-- BEGIN --
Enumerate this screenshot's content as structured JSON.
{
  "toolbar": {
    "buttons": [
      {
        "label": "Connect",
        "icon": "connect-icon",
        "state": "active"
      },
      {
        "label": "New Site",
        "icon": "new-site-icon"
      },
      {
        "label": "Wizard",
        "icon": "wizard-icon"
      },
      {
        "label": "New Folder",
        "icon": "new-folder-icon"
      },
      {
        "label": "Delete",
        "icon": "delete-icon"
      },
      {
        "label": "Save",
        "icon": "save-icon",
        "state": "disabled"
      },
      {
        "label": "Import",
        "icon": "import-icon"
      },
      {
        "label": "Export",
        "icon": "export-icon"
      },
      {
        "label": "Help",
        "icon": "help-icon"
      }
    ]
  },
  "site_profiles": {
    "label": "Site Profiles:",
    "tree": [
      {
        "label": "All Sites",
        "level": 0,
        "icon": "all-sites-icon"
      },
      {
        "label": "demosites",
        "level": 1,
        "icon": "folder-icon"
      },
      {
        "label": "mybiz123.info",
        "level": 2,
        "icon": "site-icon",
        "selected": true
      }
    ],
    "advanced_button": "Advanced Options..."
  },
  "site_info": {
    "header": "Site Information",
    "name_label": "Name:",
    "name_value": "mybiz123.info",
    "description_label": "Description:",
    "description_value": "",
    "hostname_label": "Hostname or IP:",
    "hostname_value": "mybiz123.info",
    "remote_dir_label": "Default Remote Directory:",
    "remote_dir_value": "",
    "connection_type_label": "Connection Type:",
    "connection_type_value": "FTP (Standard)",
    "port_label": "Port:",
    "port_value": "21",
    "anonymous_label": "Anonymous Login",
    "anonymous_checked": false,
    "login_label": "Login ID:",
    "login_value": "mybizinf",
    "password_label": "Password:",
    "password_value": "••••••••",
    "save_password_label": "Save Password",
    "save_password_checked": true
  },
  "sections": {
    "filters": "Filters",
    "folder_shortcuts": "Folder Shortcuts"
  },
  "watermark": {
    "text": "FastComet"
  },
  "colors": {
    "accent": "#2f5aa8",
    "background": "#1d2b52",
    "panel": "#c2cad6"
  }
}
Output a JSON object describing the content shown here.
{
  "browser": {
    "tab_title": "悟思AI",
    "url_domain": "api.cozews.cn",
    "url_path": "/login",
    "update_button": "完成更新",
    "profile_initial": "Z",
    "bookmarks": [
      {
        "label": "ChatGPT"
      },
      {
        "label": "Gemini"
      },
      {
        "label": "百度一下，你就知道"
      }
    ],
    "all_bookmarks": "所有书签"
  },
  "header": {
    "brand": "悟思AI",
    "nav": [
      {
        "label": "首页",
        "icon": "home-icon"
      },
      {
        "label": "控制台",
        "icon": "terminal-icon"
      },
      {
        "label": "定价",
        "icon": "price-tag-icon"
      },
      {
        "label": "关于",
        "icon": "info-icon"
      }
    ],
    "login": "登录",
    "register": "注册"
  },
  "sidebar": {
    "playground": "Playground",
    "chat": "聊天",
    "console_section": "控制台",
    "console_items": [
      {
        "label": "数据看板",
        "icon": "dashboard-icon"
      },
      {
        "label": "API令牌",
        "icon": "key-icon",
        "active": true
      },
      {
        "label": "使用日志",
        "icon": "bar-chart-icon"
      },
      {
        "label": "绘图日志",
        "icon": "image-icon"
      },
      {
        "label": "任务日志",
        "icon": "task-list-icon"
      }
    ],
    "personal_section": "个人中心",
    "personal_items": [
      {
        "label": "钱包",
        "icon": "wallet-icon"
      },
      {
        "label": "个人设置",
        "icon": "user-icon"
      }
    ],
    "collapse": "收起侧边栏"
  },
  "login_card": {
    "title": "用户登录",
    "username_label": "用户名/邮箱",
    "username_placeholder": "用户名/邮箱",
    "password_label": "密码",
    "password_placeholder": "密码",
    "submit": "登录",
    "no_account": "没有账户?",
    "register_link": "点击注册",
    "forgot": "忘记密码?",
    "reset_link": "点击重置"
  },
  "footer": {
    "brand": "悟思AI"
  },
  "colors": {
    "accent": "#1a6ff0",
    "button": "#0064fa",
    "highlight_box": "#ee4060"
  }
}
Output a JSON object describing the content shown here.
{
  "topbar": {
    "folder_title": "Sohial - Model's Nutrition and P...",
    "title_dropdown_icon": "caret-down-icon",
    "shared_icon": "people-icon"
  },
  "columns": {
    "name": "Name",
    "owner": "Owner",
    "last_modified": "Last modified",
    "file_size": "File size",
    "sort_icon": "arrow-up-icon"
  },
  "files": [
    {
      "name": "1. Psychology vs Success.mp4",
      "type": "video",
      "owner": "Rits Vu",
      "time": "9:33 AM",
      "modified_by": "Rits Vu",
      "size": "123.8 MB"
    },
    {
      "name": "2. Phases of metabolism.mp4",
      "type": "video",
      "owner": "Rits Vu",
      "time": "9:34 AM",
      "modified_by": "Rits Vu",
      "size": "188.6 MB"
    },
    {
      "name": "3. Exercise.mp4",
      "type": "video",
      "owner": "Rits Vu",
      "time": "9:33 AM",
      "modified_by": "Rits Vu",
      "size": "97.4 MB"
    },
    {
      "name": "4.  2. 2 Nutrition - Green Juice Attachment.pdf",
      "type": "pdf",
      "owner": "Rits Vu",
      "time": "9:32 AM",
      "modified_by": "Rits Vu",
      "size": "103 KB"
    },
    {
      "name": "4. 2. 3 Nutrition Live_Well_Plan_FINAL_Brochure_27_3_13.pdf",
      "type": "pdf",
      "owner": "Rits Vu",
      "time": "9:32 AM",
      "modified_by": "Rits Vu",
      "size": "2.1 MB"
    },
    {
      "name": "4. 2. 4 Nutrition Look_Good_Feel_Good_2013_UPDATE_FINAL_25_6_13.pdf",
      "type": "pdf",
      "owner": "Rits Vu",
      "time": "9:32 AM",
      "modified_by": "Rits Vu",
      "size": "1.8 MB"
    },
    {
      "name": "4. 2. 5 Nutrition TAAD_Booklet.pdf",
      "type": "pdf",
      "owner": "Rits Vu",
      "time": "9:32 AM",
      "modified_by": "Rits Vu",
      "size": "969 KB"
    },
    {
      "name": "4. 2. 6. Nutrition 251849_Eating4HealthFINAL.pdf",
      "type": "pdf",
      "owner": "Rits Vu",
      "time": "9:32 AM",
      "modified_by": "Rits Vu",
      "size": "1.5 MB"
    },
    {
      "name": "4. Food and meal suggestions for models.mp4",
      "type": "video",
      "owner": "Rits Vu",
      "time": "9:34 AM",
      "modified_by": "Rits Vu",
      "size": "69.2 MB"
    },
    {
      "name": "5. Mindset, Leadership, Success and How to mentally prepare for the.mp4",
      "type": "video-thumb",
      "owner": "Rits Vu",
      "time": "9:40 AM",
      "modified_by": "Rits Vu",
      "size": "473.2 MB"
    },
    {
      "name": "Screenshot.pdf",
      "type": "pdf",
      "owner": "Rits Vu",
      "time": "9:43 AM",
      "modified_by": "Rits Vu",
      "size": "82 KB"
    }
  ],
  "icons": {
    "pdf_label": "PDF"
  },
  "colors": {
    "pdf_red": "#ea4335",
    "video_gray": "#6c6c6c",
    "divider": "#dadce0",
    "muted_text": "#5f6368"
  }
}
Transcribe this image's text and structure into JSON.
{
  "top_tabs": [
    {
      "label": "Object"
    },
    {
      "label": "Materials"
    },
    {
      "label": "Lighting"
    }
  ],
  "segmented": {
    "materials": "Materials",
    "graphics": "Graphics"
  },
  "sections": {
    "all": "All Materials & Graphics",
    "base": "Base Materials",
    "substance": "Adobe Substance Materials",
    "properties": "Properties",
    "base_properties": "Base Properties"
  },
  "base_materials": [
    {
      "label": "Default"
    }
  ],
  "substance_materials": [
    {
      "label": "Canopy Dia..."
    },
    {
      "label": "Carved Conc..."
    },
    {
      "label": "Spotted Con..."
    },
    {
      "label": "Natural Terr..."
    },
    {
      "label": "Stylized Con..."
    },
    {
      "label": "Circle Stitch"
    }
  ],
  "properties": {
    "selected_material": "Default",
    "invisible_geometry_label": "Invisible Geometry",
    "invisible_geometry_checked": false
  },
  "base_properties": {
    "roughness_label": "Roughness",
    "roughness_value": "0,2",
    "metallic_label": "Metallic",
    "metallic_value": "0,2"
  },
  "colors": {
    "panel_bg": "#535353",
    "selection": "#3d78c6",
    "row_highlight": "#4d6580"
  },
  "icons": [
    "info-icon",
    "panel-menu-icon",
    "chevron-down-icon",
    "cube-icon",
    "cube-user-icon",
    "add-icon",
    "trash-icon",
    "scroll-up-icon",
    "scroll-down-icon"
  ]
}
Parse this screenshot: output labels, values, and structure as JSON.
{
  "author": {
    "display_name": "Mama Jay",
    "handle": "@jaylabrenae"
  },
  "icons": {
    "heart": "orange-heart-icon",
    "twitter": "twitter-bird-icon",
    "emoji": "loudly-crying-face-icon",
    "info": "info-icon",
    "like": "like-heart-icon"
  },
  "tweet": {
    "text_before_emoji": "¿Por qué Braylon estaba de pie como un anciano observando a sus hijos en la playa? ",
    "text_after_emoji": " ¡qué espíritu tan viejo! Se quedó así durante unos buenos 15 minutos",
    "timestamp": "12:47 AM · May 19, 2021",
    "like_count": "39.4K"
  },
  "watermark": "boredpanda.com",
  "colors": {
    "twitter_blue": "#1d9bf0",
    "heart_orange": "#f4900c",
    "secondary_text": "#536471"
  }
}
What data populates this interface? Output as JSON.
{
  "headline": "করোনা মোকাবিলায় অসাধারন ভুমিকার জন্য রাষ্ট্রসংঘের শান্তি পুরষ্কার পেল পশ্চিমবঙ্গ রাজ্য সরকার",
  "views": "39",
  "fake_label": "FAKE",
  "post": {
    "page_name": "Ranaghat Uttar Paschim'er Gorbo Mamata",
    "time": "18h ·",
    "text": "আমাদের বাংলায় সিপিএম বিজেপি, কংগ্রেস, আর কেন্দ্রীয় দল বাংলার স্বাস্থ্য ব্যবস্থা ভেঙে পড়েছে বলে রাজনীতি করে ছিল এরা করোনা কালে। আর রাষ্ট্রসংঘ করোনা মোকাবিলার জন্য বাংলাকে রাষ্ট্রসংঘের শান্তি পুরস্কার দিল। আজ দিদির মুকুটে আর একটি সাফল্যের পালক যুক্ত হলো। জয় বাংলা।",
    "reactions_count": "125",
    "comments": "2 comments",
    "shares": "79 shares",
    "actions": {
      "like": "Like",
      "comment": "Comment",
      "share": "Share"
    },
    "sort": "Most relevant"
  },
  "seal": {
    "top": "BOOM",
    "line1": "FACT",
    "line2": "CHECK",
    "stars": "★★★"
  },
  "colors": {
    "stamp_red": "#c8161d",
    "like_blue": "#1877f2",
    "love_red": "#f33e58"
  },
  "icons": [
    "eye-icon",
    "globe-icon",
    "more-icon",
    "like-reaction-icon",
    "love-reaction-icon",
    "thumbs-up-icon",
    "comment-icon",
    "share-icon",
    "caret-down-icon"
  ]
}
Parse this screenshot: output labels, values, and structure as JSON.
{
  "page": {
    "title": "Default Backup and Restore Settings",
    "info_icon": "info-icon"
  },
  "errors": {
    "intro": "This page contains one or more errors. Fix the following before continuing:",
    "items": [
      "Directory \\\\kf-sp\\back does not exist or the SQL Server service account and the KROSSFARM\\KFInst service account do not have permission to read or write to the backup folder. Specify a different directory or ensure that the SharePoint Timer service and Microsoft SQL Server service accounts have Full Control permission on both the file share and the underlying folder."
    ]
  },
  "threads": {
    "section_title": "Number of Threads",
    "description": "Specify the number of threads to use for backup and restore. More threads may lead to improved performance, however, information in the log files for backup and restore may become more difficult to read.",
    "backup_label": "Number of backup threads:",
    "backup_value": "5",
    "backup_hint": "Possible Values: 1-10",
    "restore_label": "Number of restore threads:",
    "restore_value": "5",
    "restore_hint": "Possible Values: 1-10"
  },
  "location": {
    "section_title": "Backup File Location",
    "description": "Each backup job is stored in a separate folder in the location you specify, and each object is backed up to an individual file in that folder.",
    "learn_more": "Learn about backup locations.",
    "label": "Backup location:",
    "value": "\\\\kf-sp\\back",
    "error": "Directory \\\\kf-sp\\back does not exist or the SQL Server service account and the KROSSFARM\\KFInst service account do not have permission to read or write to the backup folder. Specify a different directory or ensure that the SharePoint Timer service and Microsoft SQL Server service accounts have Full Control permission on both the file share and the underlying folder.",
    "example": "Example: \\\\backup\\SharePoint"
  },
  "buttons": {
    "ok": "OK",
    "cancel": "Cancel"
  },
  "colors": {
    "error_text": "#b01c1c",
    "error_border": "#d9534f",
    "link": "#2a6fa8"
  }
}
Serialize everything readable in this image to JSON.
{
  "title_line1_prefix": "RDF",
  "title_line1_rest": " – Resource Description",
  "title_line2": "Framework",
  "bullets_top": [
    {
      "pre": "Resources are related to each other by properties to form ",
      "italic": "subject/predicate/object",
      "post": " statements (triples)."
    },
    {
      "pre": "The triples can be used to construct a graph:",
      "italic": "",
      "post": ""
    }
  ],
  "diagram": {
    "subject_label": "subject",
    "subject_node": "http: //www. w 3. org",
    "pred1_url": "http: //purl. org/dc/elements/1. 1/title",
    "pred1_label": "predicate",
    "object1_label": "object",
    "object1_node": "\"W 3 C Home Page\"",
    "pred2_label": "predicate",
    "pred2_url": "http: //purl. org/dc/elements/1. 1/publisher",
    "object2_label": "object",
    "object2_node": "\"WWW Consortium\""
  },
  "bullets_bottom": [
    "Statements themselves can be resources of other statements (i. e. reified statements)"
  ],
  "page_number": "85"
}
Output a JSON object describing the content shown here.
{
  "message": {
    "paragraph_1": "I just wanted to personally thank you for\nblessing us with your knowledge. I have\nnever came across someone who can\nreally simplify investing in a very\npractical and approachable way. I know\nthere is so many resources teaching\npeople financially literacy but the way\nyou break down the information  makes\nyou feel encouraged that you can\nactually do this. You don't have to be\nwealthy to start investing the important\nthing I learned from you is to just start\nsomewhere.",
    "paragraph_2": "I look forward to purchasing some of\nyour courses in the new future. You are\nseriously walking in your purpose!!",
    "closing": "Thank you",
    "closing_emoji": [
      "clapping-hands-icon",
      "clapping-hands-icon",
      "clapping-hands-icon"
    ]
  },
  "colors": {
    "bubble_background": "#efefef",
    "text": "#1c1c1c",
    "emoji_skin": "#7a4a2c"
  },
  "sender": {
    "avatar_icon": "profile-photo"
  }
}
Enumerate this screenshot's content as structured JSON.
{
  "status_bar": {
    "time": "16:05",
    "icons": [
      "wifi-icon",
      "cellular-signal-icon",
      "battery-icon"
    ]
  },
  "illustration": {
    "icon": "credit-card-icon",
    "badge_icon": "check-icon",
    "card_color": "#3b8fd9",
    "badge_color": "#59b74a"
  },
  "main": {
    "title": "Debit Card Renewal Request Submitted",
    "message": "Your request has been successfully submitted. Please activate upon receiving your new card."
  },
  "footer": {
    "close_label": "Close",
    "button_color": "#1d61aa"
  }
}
-- END --
> STATED GOAL
Copy every line of the records above that contains "purl".

> EXERCISE OUTPUT
    "pred1_url": "http: //purl. org/dc/elements/1. 1/title",
    "pred2_url": "http: //purl. org/dc/elements/1. 1/publisher",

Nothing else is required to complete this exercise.